▶ _Your instructions_: Identify the lines containing the word "this". Copy each one.

▶ _Material supplied_:
• • •

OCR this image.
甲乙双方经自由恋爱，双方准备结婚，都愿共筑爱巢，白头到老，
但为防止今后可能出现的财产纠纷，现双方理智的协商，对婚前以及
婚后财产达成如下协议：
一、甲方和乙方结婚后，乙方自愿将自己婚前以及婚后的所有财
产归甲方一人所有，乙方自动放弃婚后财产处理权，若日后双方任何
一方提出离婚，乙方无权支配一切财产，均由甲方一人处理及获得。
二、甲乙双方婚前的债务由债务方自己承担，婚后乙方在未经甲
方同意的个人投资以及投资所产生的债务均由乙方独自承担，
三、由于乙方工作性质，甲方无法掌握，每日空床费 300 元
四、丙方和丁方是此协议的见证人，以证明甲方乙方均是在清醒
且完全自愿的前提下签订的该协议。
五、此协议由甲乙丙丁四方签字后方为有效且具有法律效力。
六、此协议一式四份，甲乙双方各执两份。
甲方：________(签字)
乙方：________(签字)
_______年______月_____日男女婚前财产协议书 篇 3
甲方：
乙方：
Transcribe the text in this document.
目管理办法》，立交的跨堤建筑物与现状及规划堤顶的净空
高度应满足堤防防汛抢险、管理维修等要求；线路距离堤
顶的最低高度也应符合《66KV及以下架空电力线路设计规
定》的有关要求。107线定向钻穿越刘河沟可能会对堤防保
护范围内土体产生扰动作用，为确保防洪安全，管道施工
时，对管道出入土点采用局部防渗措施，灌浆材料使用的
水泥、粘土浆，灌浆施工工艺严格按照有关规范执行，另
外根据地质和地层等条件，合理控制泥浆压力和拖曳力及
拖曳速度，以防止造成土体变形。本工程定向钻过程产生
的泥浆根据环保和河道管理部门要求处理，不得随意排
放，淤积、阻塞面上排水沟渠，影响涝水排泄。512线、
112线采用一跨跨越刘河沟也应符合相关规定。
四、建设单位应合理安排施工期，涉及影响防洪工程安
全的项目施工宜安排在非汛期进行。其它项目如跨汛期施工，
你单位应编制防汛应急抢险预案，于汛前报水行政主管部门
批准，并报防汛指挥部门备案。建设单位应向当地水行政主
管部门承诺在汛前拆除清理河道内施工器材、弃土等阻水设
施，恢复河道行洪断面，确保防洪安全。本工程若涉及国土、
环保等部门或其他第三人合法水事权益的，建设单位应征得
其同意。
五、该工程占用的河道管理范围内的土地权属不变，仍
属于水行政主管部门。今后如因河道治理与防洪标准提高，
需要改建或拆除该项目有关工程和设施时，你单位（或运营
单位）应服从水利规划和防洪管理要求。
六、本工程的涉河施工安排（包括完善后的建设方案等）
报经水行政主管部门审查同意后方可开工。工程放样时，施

• • •

▶ _Finished task_:
OCR this image.
Transcribe the text in this document.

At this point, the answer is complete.